● **WRITTEN PROBLEM**
Go through the records and show each line where the word "مسجد" occurs.

## START MATERIAL

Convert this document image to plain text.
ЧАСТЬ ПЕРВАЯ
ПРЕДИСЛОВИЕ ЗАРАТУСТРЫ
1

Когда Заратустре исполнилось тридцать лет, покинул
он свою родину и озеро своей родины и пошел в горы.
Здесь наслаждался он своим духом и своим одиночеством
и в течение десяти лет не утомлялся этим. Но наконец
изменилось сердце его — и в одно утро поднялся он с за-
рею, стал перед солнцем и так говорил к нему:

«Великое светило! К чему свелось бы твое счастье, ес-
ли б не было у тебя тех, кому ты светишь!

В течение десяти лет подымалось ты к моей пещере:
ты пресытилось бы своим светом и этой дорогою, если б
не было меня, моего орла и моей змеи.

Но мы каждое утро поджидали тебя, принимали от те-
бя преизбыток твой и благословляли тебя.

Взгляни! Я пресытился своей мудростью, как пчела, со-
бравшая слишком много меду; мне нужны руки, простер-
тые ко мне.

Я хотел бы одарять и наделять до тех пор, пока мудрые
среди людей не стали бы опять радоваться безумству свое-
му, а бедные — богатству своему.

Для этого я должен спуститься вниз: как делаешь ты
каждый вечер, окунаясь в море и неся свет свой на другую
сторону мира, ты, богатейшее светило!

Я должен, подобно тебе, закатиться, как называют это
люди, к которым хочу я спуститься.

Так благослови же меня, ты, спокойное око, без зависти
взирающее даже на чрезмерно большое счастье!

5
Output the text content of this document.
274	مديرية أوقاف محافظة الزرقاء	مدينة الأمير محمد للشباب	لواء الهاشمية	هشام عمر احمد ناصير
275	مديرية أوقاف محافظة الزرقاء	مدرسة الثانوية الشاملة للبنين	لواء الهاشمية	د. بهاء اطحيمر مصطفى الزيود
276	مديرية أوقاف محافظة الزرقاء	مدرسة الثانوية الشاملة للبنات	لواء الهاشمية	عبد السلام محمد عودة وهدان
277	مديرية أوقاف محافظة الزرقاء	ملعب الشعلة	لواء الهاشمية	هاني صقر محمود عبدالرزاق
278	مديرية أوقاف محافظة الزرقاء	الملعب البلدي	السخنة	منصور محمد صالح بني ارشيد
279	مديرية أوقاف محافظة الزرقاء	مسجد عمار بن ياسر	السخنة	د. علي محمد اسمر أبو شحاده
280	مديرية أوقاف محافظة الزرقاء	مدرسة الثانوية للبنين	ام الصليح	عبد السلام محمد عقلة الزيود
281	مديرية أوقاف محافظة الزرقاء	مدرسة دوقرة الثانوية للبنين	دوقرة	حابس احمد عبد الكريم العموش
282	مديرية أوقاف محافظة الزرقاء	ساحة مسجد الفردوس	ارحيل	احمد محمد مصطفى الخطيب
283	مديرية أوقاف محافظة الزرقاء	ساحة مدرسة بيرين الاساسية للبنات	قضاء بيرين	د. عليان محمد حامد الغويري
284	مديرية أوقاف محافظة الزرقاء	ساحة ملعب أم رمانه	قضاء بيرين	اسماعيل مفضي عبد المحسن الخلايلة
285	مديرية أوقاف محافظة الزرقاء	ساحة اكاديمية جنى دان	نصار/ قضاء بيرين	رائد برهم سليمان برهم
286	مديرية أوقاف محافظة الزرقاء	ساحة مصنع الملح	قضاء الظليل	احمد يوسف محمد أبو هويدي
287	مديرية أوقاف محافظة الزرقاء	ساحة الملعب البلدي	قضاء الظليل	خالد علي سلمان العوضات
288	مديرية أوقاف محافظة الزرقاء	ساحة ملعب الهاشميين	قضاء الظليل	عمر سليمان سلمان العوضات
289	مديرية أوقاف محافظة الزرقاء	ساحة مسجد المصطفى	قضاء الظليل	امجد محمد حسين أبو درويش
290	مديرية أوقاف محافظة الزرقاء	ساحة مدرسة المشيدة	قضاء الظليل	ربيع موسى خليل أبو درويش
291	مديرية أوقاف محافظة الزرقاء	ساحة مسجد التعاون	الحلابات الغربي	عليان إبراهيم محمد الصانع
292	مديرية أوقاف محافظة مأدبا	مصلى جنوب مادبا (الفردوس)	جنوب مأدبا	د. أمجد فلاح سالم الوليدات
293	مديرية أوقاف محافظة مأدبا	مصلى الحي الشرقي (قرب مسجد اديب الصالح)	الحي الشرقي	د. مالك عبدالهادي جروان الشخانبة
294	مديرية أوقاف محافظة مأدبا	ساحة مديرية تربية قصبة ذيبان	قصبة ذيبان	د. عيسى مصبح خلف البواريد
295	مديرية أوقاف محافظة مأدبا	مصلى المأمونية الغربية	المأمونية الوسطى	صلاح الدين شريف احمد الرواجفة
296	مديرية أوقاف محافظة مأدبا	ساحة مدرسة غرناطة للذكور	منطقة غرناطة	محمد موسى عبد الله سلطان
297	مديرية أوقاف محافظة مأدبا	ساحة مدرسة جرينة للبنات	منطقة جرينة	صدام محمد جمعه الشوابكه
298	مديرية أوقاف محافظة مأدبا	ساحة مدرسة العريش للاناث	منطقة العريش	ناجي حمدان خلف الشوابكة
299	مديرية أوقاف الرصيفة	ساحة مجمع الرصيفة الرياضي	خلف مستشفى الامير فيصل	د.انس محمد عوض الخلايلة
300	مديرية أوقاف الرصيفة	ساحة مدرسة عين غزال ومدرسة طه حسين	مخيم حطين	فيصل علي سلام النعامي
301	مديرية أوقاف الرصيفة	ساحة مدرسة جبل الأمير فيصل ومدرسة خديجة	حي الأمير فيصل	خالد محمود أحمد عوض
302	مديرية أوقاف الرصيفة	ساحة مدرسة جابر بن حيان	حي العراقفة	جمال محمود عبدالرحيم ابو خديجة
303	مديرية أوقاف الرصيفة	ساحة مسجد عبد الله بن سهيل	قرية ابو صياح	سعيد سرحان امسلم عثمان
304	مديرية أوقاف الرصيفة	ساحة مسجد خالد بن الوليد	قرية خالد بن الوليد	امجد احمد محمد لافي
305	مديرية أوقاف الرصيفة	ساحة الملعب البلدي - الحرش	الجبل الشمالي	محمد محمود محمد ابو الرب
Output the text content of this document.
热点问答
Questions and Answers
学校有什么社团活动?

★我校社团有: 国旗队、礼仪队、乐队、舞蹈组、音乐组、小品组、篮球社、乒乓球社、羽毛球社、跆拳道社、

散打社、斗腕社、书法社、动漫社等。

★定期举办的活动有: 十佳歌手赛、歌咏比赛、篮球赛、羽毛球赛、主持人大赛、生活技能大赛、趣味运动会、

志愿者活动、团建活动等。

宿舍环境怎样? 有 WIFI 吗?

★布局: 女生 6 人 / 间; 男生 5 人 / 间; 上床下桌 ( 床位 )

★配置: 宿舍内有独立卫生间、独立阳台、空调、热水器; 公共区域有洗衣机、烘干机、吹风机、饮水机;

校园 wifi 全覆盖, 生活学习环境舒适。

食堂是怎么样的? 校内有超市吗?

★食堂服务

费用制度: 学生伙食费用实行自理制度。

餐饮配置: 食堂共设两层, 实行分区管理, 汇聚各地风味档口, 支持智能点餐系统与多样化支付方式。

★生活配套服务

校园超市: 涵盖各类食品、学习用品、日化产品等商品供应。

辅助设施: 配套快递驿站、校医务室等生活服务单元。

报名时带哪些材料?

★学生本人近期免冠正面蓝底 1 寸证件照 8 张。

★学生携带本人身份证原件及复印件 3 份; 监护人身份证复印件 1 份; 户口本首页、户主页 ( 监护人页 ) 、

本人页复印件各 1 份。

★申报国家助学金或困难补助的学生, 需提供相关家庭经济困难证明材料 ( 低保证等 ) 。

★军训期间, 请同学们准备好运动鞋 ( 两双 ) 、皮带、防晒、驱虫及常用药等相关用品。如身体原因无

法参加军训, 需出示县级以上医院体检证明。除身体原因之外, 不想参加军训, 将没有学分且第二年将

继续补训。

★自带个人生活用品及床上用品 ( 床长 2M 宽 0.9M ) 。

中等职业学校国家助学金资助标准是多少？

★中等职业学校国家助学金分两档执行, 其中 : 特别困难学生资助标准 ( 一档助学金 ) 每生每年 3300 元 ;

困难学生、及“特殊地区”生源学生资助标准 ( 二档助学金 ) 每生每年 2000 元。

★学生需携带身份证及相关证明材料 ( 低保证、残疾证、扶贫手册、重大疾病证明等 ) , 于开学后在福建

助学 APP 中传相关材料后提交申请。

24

## END MATERIAL

● **THE RESPONSE**
279	مديرية أوقاف محافظة الزرقاء	مسجد عمار بن ياسر	السخنة	د. علي محمد اسمر أبو شحاده
282	مديرية أوقاف محافظة الزرقاء	ساحة مسجد الفردوس	ارحيل	احمد محمد مصطفى الخطيب
289	مديرية أوقاف محافظة الزرقاء	ساحة مسجد المصطفى	قضاء الظليل	امجد محمد حسين أبو درويش
291	مديرية أوقاف محافظة الزرقاء	ساحة مسجد التعاون	الحلابات الغربي	عليان إبراهيم محمد الصانع
293	مديرية أوقاف محافظة مأدبا	مصلى الحي الشرقي (قرب مسجد اديب الصالح)	الحي الشرقي	د. مالك عبدالهادي جروان الشخانبة
303	مديرية أوقاف الرصيفة	ساحة مسجد عبد الله بن سهيل	قرية ابو صياح	سعيد سرحان امسلم عثمان
304	مديرية أوقاف الرصيفة	ساحة مسجد خالد بن الوليد	قرية خالد بن الوليد	امجد احمد محمد لافي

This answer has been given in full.